» **YOUR OBJECTIVE**:
Work out how many lines have "Alternative" in them. Give only that number.

» **DATA RECORDS**:
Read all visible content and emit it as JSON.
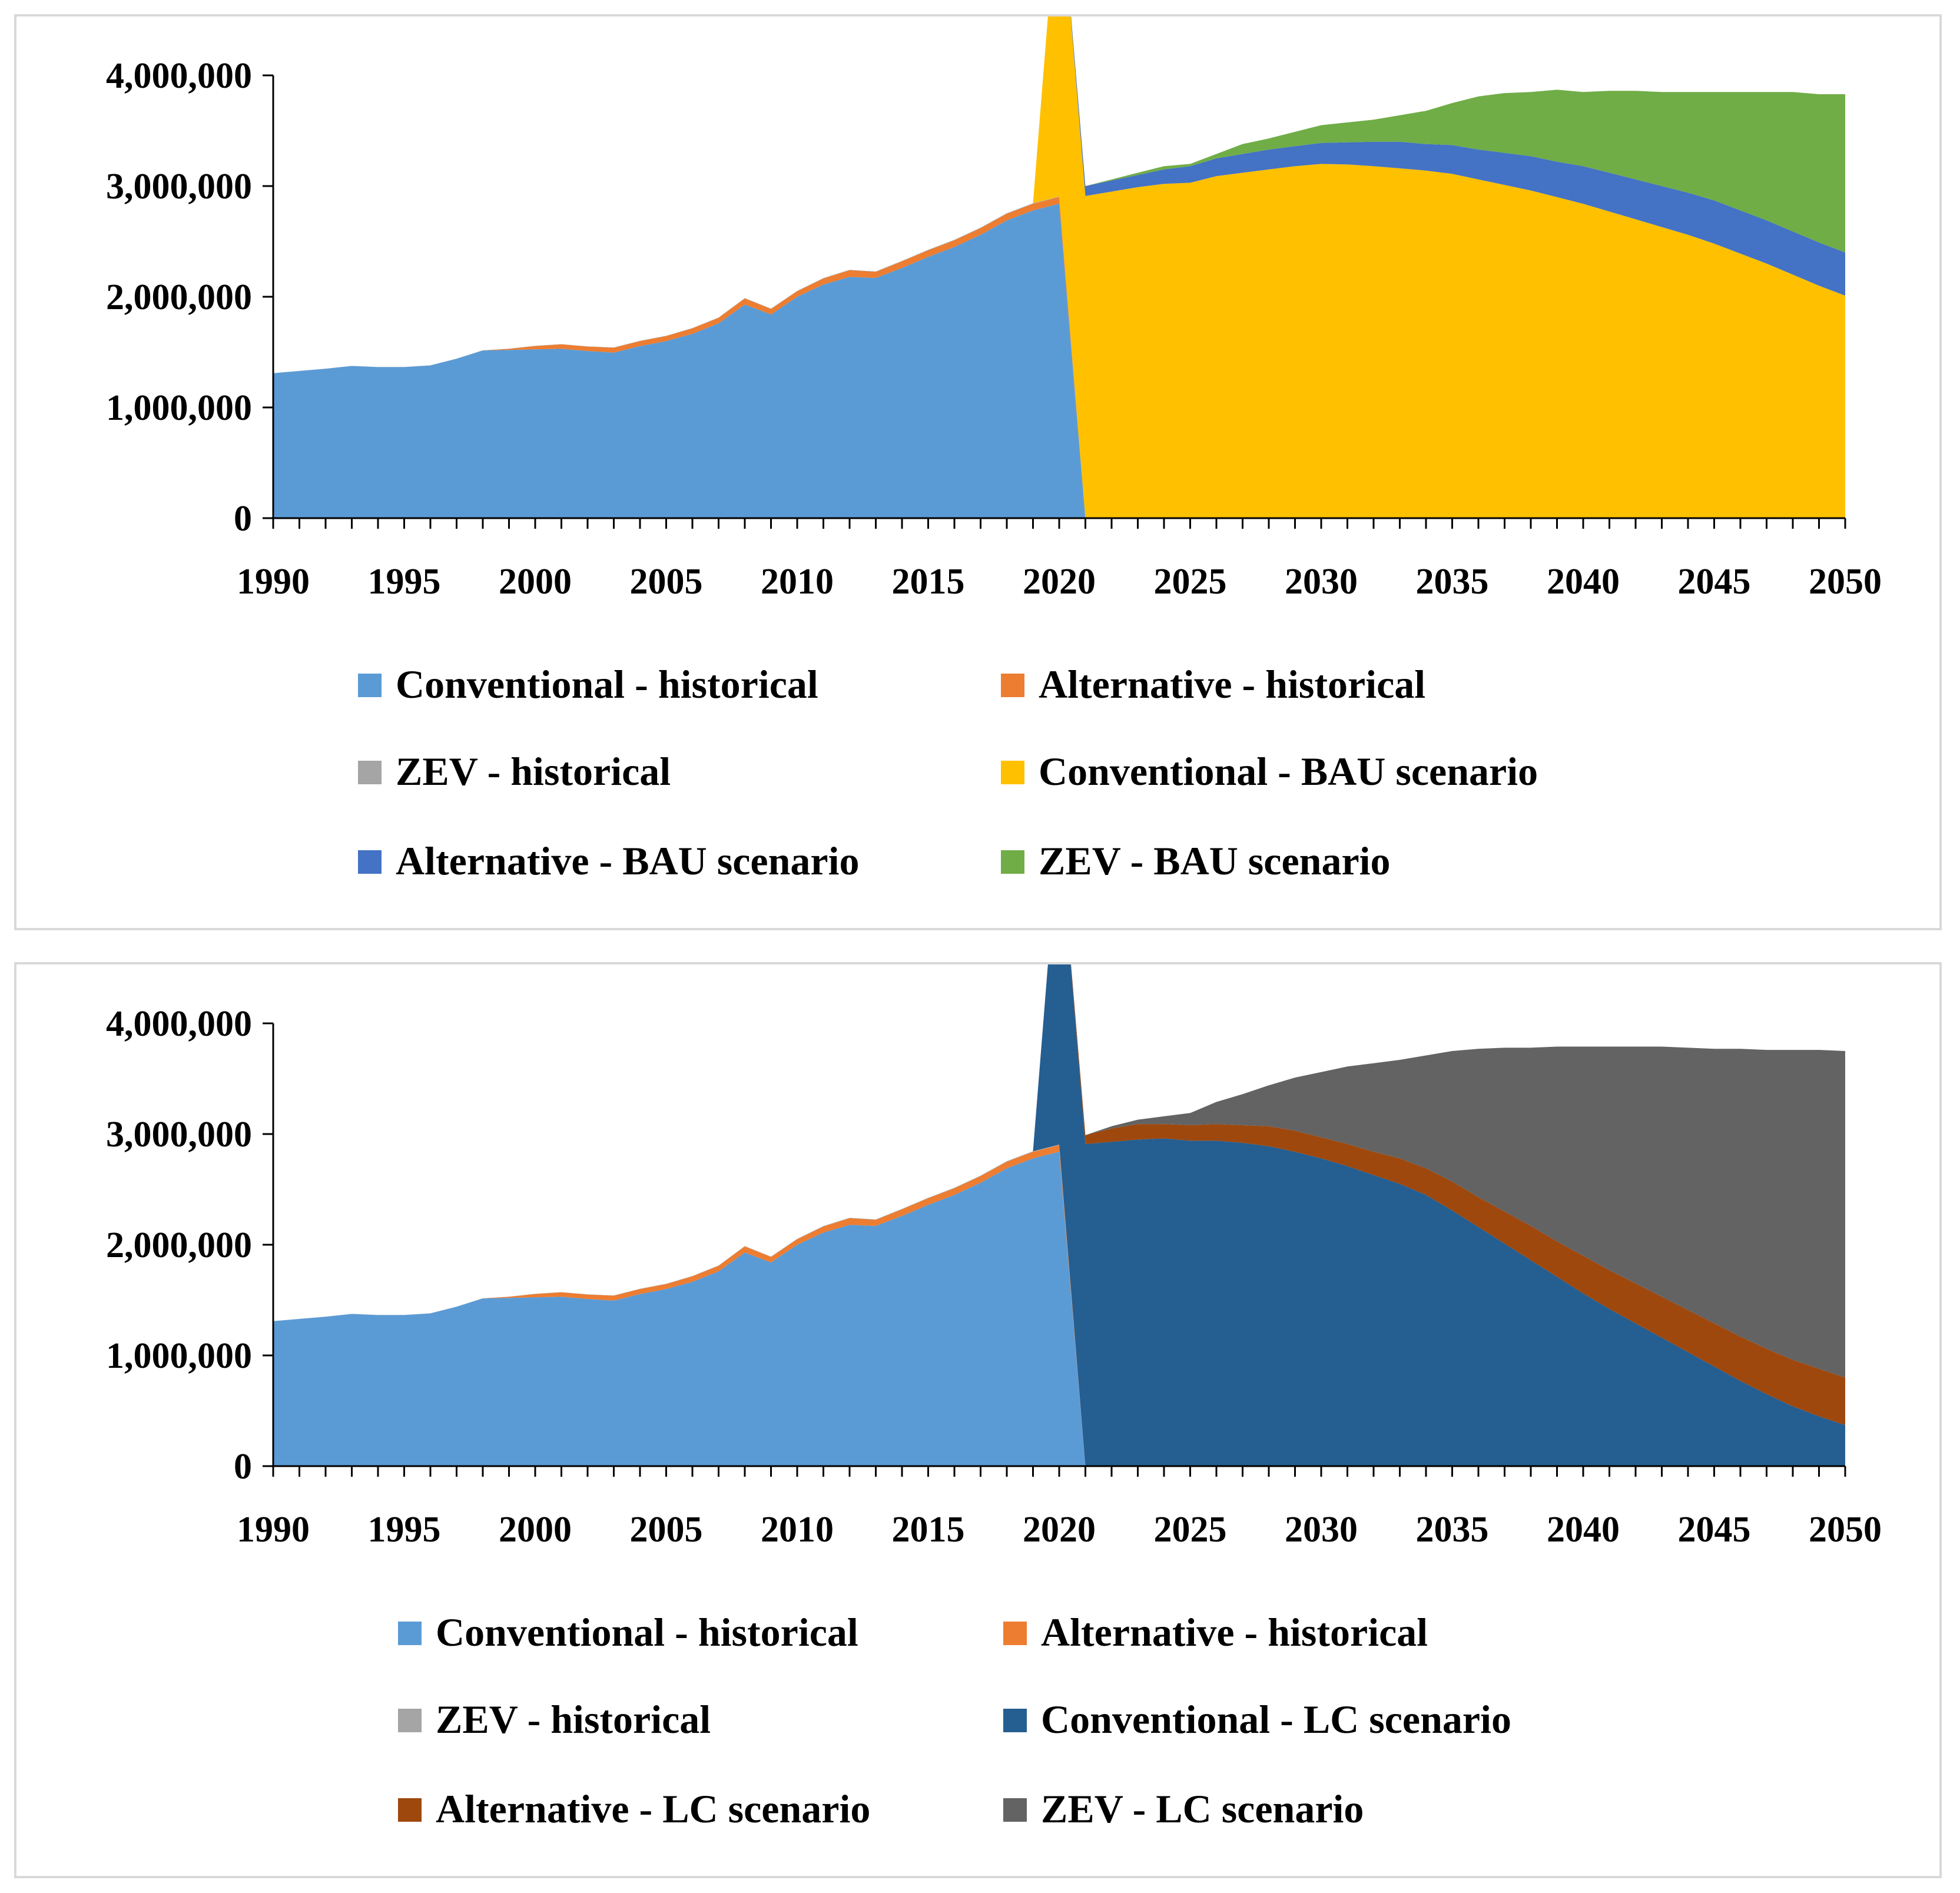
{
  "chart_data": [
    {
      "type": "area",
      "stacked": true,
      "title": "",
      "xlabel": "",
      "ylabel": "",
      "xlim": [
        1990,
        2050
      ],
      "ylim": [
        0,
        4000000
      ],
      "x_ticks": [
        "1990",
        "1995",
        "2000",
        "2005",
        "2010",
        "2015",
        "2020",
        "2025",
        "2030",
        "2035",
        "2040",
        "2045",
        "2050"
      ],
      "y_ticks": [
        "0",
        "1,000,000",
        "2,000,000",
        "3,000,000",
        "4,000,000"
      ],
      "legend_position": "bottom",
      "series": [
        {
          "name": "Conventional - historical",
          "color": "#5b9bd5",
          "x": [
            1990,
            1991,
            1992,
            1993,
            1994,
            1995,
            1996,
            1997,
            1998,
            1999,
            2000,
            2001,
            2002,
            2003,
            2004,
            2005,
            2006,
            2007,
            2008,
            2009,
            2010,
            2011,
            2012,
            2013,
            2014,
            2015,
            2016,
            2017,
            2018,
            2019,
            2020,
            2021
          ],
          "values": [
            1310000,
            1330000,
            1350000,
            1375000,
            1365000,
            1365000,
            1380000,
            1440000,
            1515000,
            1520000,
            1525000,
            1530000,
            1510000,
            1495000,
            1555000,
            1600000,
            1665000,
            1760000,
            1930000,
            1840000,
            2000000,
            2110000,
            2180000,
            2170000,
            2260000,
            2360000,
            2450000,
            2560000,
            2690000,
            2780000,
            2840000,
            0
          ]
        },
        {
          "name": "Alternative - historical",
          "color": "#ed7d31",
          "x": [
            1990,
            1991,
            1992,
            1993,
            1994,
            1995,
            1996,
            1997,
            1998,
            1999,
            2000,
            2001,
            2002,
            2003,
            2004,
            2005,
            2006,
            2007,
            2008,
            2009,
            2010,
            2011,
            2012,
            2013,
            2014,
            2015,
            2016,
            2017,
            2018,
            2019,
            2020,
            2021
          ],
          "values": [
            0,
            0,
            0,
            0,
            0,
            0,
            0,
            0,
            0,
            10000,
            30000,
            40000,
            40000,
            45000,
            45000,
            45000,
            50000,
            50000,
            55000,
            50000,
            50000,
            55000,
            60000,
            55000,
            60000,
            60000,
            60000,
            60000,
            60000,
            60000,
            60000,
            0
          ]
        },
        {
          "name": "ZEV - historical",
          "color": "#a5a5a5",
          "x": [
            1990,
            2020,
            2021
          ],
          "values": [
            0,
            5000,
            0
          ]
        },
        {
          "name": "Conventional - BAU scenario",
          "color": "#ffc000",
          "x": [
            2020,
            2021,
            2022,
            2023,
            2024,
            2025,
            2026,
            2027,
            2028,
            2029,
            2030,
            2031,
            2032,
            2033,
            2034,
            2035,
            2036,
            2037,
            2038,
            2039,
            2040,
            2041,
            2042,
            2043,
            2044,
            2045,
            2046,
            2047,
            2048,
            2049,
            2050
          ],
          "values": [
            2900000,
            2910000,
            2950000,
            2990000,
            3020000,
            3030000,
            3090000,
            3120000,
            3150000,
            3180000,
            3200000,
            3195000,
            3180000,
            3160000,
            3140000,
            3110000,
            3060000,
            3010000,
            2960000,
            2900000,
            2840000,
            2770000,
            2700000,
            2630000,
            2560000,
            2480000,
            2390000,
            2300000,
            2200000,
            2100000,
            2010000
          ]
        },
        {
          "name": "Alternative - BAU scenario",
          "color": "#4472c4",
          "x": [
            2020,
            2021,
            2022,
            2023,
            2024,
            2025,
            2026,
            2027,
            2028,
            2029,
            2030,
            2031,
            2032,
            2033,
            2034,
            2035,
            2036,
            2037,
            2038,
            2039,
            2040,
            2041,
            2042,
            2043,
            2044,
            2045,
            2046,
            2047,
            2048,
            2049,
            2050
          ],
          "values": [
            0,
            90000,
            100000,
            110000,
            130000,
            150000,
            160000,
            170000,
            180000,
            180000,
            190000,
            200000,
            220000,
            240000,
            240000,
            260000,
            270000,
            290000,
            310000,
            320000,
            340000,
            350000,
            360000,
            370000,
            380000,
            390000,
            390000,
            390000,
            390000,
            390000,
            390000
          ]
        },
        {
          "name": "ZEV - BAU scenario",
          "color": "#70ad47",
          "x": [
            2020,
            2021,
            2022,
            2023,
            2024,
            2025,
            2026,
            2027,
            2028,
            2029,
            2030,
            2031,
            2032,
            2033,
            2034,
            2035,
            2036,
            2037,
            2038,
            2039,
            2040,
            2041,
            2042,
            2043,
            2044,
            2045,
            2046,
            2047,
            2048,
            2049,
            2050
          ],
          "values": [
            0,
            0,
            10000,
            20000,
            30000,
            20000,
            40000,
            90000,
            100000,
            130000,
            160000,
            180000,
            200000,
            240000,
            300000,
            380000,
            480000,
            540000,
            580000,
            650000,
            670000,
            740000,
            800000,
            850000,
            910000,
            980000,
            1070000,
            1160000,
            1260000,
            1340000,
            1430000
          ]
        }
      ]
    },
    {
      "type": "area",
      "stacked": true,
      "title": "",
      "xlabel": "",
      "ylabel": "",
      "xlim": [
        1990,
        2050
      ],
      "ylim": [
        0,
        4000000
      ],
      "x_ticks": [
        "1990",
        "1995",
        "2000",
        "2005",
        "2010",
        "2015",
        "2020",
        "2025",
        "2030",
        "2035",
        "2040",
        "2045",
        "2050"
      ],
      "y_ticks": [
        "0",
        "1,000,000",
        "2,000,000",
        "3,000,000",
        "4,000,000"
      ],
      "legend_position": "bottom",
      "series": [
        {
          "name": "Conventional - historical",
          "color": "#5b9bd5",
          "x": [
            1990,
            1991,
            1992,
            1993,
            1994,
            1995,
            1996,
            1997,
            1998,
            1999,
            2000,
            2001,
            2002,
            2003,
            2004,
            2005,
            2006,
            2007,
            2008,
            2009,
            2010,
            2011,
            2012,
            2013,
            2014,
            2015,
            2016,
            2017,
            2018,
            2019,
            2020,
            2021
          ],
          "values": [
            1310000,
            1330000,
            1350000,
            1375000,
            1365000,
            1365000,
            1380000,
            1440000,
            1515000,
            1520000,
            1525000,
            1530000,
            1510000,
            1495000,
            1555000,
            1600000,
            1665000,
            1760000,
            1930000,
            1840000,
            2000000,
            2110000,
            2180000,
            2170000,
            2260000,
            2360000,
            2450000,
            2560000,
            2690000,
            2780000,
            2840000,
            0
          ]
        },
        {
          "name": "Alternative - historical",
          "color": "#ed7d31",
          "x": [
            1990,
            1991,
            1992,
            1993,
            1994,
            1995,
            1996,
            1997,
            1998,
            1999,
            2000,
            2001,
            2002,
            2003,
            2004,
            2005,
            2006,
            2007,
            2008,
            2009,
            2010,
            2011,
            2012,
            2013,
            2014,
            2015,
            2016,
            2017,
            2018,
            2019,
            2020,
            2021
          ],
          "values": [
            0,
            0,
            0,
            0,
            0,
            0,
            0,
            0,
            0,
            10000,
            30000,
            40000,
            40000,
            45000,
            45000,
            45000,
            50000,
            50000,
            55000,
            50000,
            50000,
            55000,
            60000,
            55000,
            60000,
            60000,
            60000,
            60000,
            60000,
            60000,
            60000,
            0
          ]
        },
        {
          "name": "ZEV - historical",
          "color": "#a5a5a5",
          "x": [
            1990,
            2020,
            2021
          ],
          "values": [
            0,
            5000,
            0
          ]
        },
        {
          "name": "Conventional - LC scenario",
          "color": "#255e91",
          "x": [
            2020,
            2021,
            2022,
            2023,
            2024,
            2025,
            2026,
            2027,
            2028,
            2029,
            2030,
            2031,
            2032,
            2033,
            2034,
            2035,
            2036,
            2037,
            2038,
            2039,
            2040,
            2041,
            2042,
            2043,
            2044,
            2045,
            2046,
            2047,
            2048,
            2049,
            2050
          ],
          "values": [
            2900000,
            2910000,
            2930000,
            2950000,
            2960000,
            2940000,
            2940000,
            2920000,
            2890000,
            2840000,
            2780000,
            2710000,
            2630000,
            2550000,
            2450000,
            2310000,
            2160000,
            2010000,
            1860000,
            1710000,
            1560000,
            1420000,
            1290000,
            1160000,
            1030000,
            900000,
            770000,
            650000,
            540000,
            450000,
            370000
          ]
        },
        {
          "name": "Alternative - LC scenario",
          "color": "#9e480e",
          "x": [
            2020,
            2021,
            2022,
            2023,
            2024,
            2025,
            2026,
            2027,
            2028,
            2029,
            2030,
            2031,
            2032,
            2033,
            2034,
            2035,
            2036,
            2037,
            2038,
            2039,
            2040,
            2041,
            2042,
            2043,
            2044,
            2045,
            2046,
            2047,
            2048,
            2049,
            2050
          ],
          "values": [
            0,
            80000,
            120000,
            140000,
            130000,
            140000,
            150000,
            160000,
            180000,
            190000,
            190000,
            200000,
            210000,
            230000,
            240000,
            260000,
            270000,
            290000,
            310000,
            320000,
            340000,
            350000,
            360000,
            370000,
            380000,
            390000,
            400000,
            410000,
            420000,
            430000,
            430000
          ]
        },
        {
          "name": "ZEV - LC scenario",
          "color": "#636363",
          "x": [
            2020,
            2021,
            2022,
            2023,
            2024,
            2025,
            2026,
            2027,
            2028,
            2029,
            2030,
            2031,
            2032,
            2033,
            2034,
            2035,
            2036,
            2037,
            2038,
            2039,
            2040,
            2041,
            2042,
            2043,
            2044,
            2045,
            2046,
            2047,
            2048,
            2049,
            2050
          ],
          "values": [
            0,
            0,
            20000,
            40000,
            70000,
            110000,
            200000,
            280000,
            370000,
            480000,
            590000,
            700000,
            800000,
            890000,
            1020000,
            1180000,
            1340000,
            1480000,
            1610000,
            1760000,
            1890000,
            2020000,
            2140000,
            2260000,
            2370000,
            2480000,
            2600000,
            2700000,
            2800000,
            2880000,
            2950000
          ]
        }
      ]
    }
  ]
}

» **OUTPUT FOR THIS EXERCISE**:
4